■ Aim of the exercise ■
Below are records to transcribe exactly, without their pictures.
......
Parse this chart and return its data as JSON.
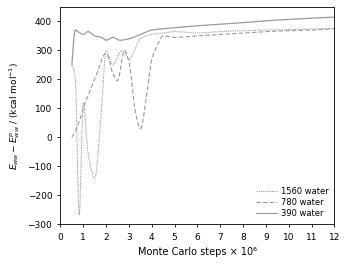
{
  "xlabel": "Monte Carlo steps × 10⁶",
  "xlim": [
    0,
    12
  ],
  "ylim": [
    -300,
    450
  ],
  "yticks": [
    -300,
    -200,
    -100,
    0,
    100,
    200,
    300,
    400
  ],
  "xticks": [
    0,
    1,
    2,
    3,
    4,
    5,
    6,
    7,
    8,
    9,
    10,
    11,
    12
  ],
  "legend_labels": [
    "1560 water",
    "780 water",
    "390 water"
  ],
  "line_color": "#999999",
  "background_color": "#ffffff"
}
......
■ Exercise solution ■
Parse this chart and return its data as JSON.
{
  "xlabel": "Monte Carlo steps × 10⁶",
  "xlim": [
    0,
    12
  ],
  "ylim": [
    -300,
    450
  ],
  "yticks": [
    -300,
    -200,
    -100,
    0,
    100,
    200,
    300,
    400
  ],
  "xticks": [
    0,
    1,
    2,
    3,
    4,
    5,
    6,
    7,
    8,
    9,
    10,
    11,
    12
  ],
  "legend_labels": [
    "1560 water",
    "780 water",
    "390 water"
  ],
  "line_color": "#999999",
  "background_color": "#ffffff"
}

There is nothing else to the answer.